• _What is being asked_:
Transcribe every entry word for word. Skip the pictures.

Start Data provided

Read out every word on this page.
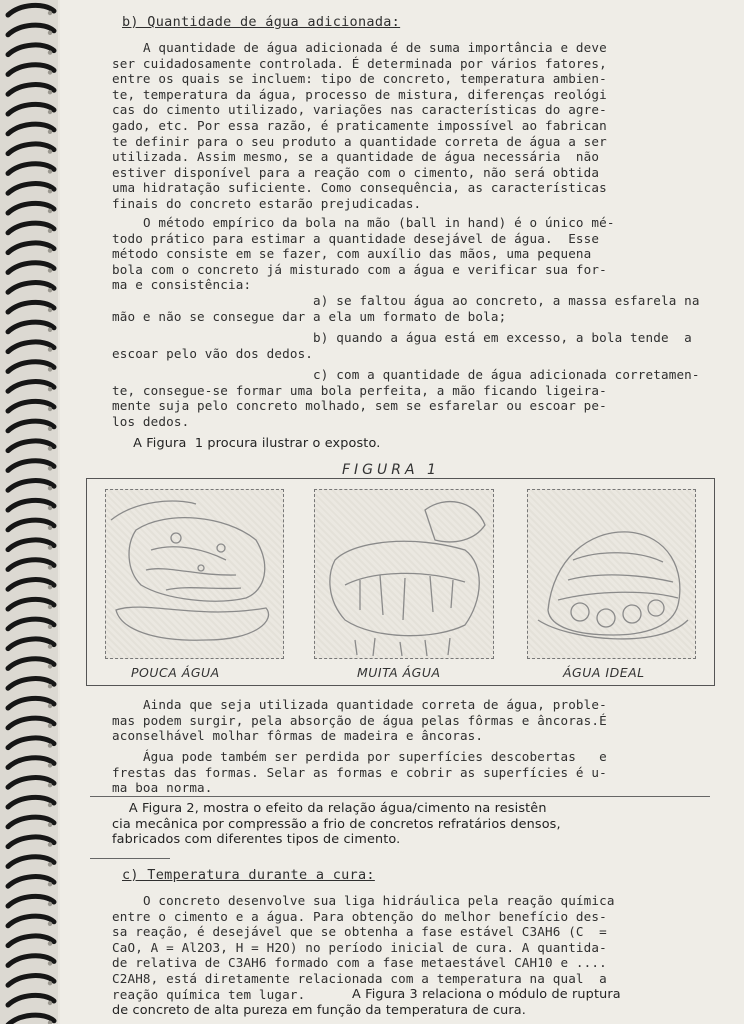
b) Quantidade de água adicionada:
A quantidade de água adicionada é de suma importância e deve
ser cuidadosamente controlada. É determinada por vários fatores,
entre os quais se incluem: tipo de concreto, temperatura ambien-
te, temperatura da água, processo de mistura, diferenças reológi
cas do cimento utilizado, variações nas características do agre-
gado, etc. Por essa razão, é praticamente impossível ao fabrican
te definir para o seu produto a quantidade correta de água a ser
utilizada. Assim mesmo, se a quantidade de água necessária  não
estiver disponível para a reação com o cimento, não será obtida
uma hidratação suficiente. Como consequência, as características
finais do concreto estarão prejudicadas.
O método empírico da bola na mão (ball in hand) é o único mé-
todo prático para estimar a quantidade desejável de água.  Esse
método consiste em se fazer, com auxílio das mãos, uma pequena
bola com o concreto já misturado com a água e verificar sua for-
ma e consistência:
a) se faltou água ao concreto, a massa esfarela na
mão e não se consegue dar a ela um formato de bola;
b) quando a água está em excesso, a bola tende  a
escoar pelo vão dos dedos.
c) com a quantidade de água adicionada corretamen-
te, consegue-se formar uma bola perfeita, a mão ficando ligeira-
mente suja pelo concreto molhado, sem se esfarelar ou escoar pe-
los dedos.
A Figura  1 procura ilustrar o exposto.
FIGURA 1
POUCA ÁGUA	MUITA ÁGUA	ÁGUA IDEAL
Ainda que seja utilizada quantidade correta de água, proble-
mas podem surgir, pela absorção de água pelas fôrmas e âncoras.É
aconselhável molhar fôrmas de madeira e âncoras.
Água pode também ser perdida por superfícies descobertas   e
frestas das formas. Selar as formas e cobrir as superfícies é u-
ma boa norma.
A Figura 2, mostra o efeito da relação água/cimento na resistên
cia mecânica por compressão a frio de concretos refratários densos,
fabricados com diferentes tipos de cimento.
c) Temperatura durante a cura:
O concreto desenvolve sua liga hidráulica pela reação química
entre o cimento e a água. Para obtenção do melhor benefício des-
sa reação, é desejável que se obtenha a fase estável C3AH6 (C  =
CaO, A = Al2O3, H = H2O) no período inicial de cura. A quantida-
de relativa de C3AH6 formado com a fase metaestável CAH10 e ....
C2AH8, está diretamente relacionada com a temperatura na qual  a
reação química tem lugar.	A Figura 3 relaciona o módulo de ruptura
de concreto de alta pureza em função da temperatura de cura.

End Data provided

• _Exercise response_:
Read out every word on this page.
b) Quantidade de água adicionada:
A quantidade de água adicionada é de suma importância e deve
ser cuidadosamente controlada. É determinada por vários fatores,
entre os quais se incluem: tipo de concreto, temperatura ambien-
te, temperatura da água, processo de mistura, diferenças reológi
cas do cimento utilizado, variações nas características do agre-
gado, etc. Por essa razão, é praticamente impossível ao fabrican
te definir para o seu produto a quantidade correta de água a ser
utilizada. Assim mesmo, se a quantidade de água necessária  não
estiver disponível para a reação com o cimento, não será obtida
uma hidratação suficiente. Como consequência, as características
finais do concreto estarão prejudicadas.
O método empírico da bola na mão (ball in hand) é o único mé-
todo prático para estimar a quantidade desejável de água.  Esse
método consiste em se fazer, com auxílio das mãos, uma pequena
bola com o concreto já misturado com a água e verificar sua for-
ma e consistência:
a) se faltou água ao concreto, a massa esfarela na
mão e não se consegue dar a ela um formato de bola;
b) quando a água está em excesso, a bola tende  a
escoar pelo vão dos dedos.
c) com a quantidade de água adicionada corretamen-
te, consegue-se formar uma bola perfeita, a mão ficando ligeira-
mente suja pelo concreto molhado, sem se esfarelar ou escoar pe-
los dedos.
A Figura  1 procura ilustrar o exposto.
FIGURA 1
POUCA ÁGUA	MUITA ÁGUA	ÁGUA IDEAL
Ainda que seja utilizada quantidade correta de água, proble-
mas podem surgir, pela absorção de água pelas fôrmas e âncoras.É
aconselhável molhar fôrmas de madeira e âncoras.
Água pode também ser perdida por superfícies descobertas   e
frestas das formas. Selar as formas e cobrir as superfícies é u-
ma boa norma.
A Figura 2, mostra o efeito da relação água/cimento na resistên
cia mecânica por compressão a frio de concretos refratários densos,
fabricados com diferentes tipos de cimento.
c) Temperatura durante a cura:
O concreto desenvolve sua liga hidráulica pela reação química
entre o cimento e a água. Para obtenção do melhor benefício des-
sa reação, é desejável que se obtenha a fase estável C3AH6 (C  =
CaO, A = Al2O3, H = H2O) no período inicial de cura. A quantida-
de relativa de C3AH6 formado com a fase metaestável CAH10 e ....
C2AH8, está diretamente relacionada com a temperatura na qual  a
reação química tem lugar.	A Figura 3 relaciona o módulo de ruptura
de concreto de alta pureza em função da temperatura de cura.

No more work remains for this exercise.